- [The task]:
Below is a listing; copy all of it exactly.

- [Saved data entries]:
⟨
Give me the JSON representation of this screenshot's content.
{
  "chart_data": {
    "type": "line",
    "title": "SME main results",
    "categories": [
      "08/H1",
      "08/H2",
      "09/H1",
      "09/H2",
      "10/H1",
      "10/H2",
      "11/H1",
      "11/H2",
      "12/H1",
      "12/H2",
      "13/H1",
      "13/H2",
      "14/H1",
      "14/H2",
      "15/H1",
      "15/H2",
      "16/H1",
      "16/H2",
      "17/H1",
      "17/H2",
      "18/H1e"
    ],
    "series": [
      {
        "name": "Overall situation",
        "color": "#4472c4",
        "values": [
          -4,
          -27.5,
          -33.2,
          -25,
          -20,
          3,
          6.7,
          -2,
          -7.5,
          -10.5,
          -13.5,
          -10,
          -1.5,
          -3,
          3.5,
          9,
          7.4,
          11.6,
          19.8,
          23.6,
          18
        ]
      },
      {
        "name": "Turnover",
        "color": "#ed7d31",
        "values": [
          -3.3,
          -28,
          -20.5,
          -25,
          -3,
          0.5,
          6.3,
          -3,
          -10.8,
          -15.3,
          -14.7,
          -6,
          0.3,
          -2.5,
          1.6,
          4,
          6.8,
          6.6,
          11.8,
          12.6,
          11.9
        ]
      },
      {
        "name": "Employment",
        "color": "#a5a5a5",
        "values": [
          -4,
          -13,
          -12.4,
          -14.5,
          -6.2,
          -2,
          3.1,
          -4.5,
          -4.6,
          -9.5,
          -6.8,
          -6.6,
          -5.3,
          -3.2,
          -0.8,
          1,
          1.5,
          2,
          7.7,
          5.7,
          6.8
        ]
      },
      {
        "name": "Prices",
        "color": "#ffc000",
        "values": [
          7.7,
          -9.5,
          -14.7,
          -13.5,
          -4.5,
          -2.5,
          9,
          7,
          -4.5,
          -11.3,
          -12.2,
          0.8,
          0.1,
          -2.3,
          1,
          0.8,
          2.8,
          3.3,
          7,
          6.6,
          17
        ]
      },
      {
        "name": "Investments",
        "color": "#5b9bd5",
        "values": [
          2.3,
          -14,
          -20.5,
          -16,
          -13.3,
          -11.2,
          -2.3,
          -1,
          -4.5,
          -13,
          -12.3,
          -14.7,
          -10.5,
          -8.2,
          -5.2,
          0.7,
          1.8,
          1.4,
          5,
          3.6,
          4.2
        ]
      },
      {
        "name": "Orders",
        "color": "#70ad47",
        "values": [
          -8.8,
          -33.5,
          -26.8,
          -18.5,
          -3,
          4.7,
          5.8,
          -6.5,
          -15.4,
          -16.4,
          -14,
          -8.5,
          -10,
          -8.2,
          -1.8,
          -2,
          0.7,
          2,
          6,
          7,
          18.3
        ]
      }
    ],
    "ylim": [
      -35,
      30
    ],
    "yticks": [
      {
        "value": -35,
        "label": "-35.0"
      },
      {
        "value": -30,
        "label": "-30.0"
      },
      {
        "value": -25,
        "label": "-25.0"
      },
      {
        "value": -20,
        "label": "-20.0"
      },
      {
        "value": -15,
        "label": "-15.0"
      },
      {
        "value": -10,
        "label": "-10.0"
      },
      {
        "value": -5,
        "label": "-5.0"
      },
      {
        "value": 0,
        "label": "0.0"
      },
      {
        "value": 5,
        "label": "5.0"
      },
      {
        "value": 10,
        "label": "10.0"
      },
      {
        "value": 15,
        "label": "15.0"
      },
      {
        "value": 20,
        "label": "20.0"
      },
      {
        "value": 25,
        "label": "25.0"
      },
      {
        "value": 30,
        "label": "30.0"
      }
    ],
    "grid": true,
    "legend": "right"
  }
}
⟩
- [Written answer]:
Give me the JSON representation of this screenshot's content.
{
  "chart_data": {
    "type": "line",
    "title": "SME main results",
    "categories": [
      "08/H1",
      "08/H2",
      "09/H1",
      "09/H2",
      "10/H1",
      "10/H2",
      "11/H1",
      "11/H2",
      "12/H1",
      "12/H2",
      "13/H1",
      "13/H2",
      "14/H1",
      "14/H2",
      "15/H1",
      "15/H2",
      "16/H1",
      "16/H2",
      "17/H1",
      "17/H2",
      "18/H1e"
    ],
    "series": [
      {
        "name": "Overall situation",
        "color": "#4472c4",
        "values": [
          -4,
          -27.5,
          -33.2,
          -25,
          -20,
          3,
          6.7,
          -2,
          -7.5,
          -10.5,
          -13.5,
          -10,
          -1.5,
          -3,
          3.5,
          9,
          7.4,
          11.6,
          19.8,
          23.6,
          18
        ]
      },
      {
        "name": "Turnover",
        "color": "#ed7d31",
        "values": [
          -3.3,
          -28,
          -20.5,
          -25,
          -3,
          0.5,
          6.3,
          -3,
          -10.8,
          -15.3,
          -14.7,
          -6,
          0.3,
          -2.5,
          1.6,
          4,
          6.8,
          6.6,
          11.8,
          12.6,
          11.9
        ]
      },
      {
        "name": "Employment",
        "color": "#a5a5a5",
        "values": [
          -4,
          -13,
          -12.4,
          -14.5,
          -6.2,
          -2,
          3.1,
          -4.5,
          -4.6,
          -9.5,
          -6.8,
          -6.6,
          -5.3,
          -3.2,
          -0.8,
          1,
          1.5,
          2,
          7.7,
          5.7,
          6.8
        ]
      },
      {
        "name": "Prices",
        "color": "#ffc000",
        "values": [
          7.7,
          -9.5,
          -14.7,
          -13.5,
          -4.5,
          -2.5,
          9,
          7,
          -4.5,
          -11.3,
          -12.2,
          0.8,
          0.1,
          -2.3,
          1,
          0.8,
          2.8,
          3.3,
          7,
          6.6,
          17
        ]
      },
      {
        "name": "Investments",
        "color": "#5b9bd5",
        "values": [
          2.3,
          -14,
          -20.5,
          -16,
          -13.3,
          -11.2,
          -2.3,
          -1,
          -4.5,
          -13,
          -12.3,
          -14.7,
          -10.5,
          -8.2,
          -5.2,
          0.7,
          1.8,
          1.4,
          5,
          3.6,
          4.2
        ]
      },
      {
        "name": "Orders",
        "color": "#70ad47",
        "values": [
          -8.8,
          -33.5,
          -26.8,
          -18.5,
          -3,
          4.7,
          5.8,
          -6.5,
          -15.4,
          -16.4,
          -14,
          -8.5,
          -10,
          -8.2,
          -1.8,
          -2,
          0.7,
          2,
          6,
          7,
          18.3
        ]
      }
    ],
    "ylim": [
      -35,
      30
    ],
    "yticks": [
      {
        "value": -35,
        "label": "-35.0"
      },
      {
        "value": -30,
        "label": "-30.0"
      },
      {
        "value": -25,
        "label": "-25.0"
      },
      {
        "value": -20,
        "label": "-20.0"
      },
      {
        "value": -15,
        "label": "-15.0"
      },
      {
        "value": -10,
        "label": "-10.0"
      },
      {
        "value": -5,
        "label": "-5.0"
      },
      {
        "value": 0,
        "label": "0.0"
      },
      {
        "value": 5,
        "label": "5.0"
      },
      {
        "value": 10,
        "label": "10.0"
      },
      {
        "value": 15,
        "label": "15.0"
      },
      {
        "value": 20,
        "label": "20.0"
      },
      {
        "value": 25,
        "label": "25.0"
      },
      {
        "value": 30,
        "label": "30.0"
      }
    ],
    "grid": true,
    "legend": "right"
  }
}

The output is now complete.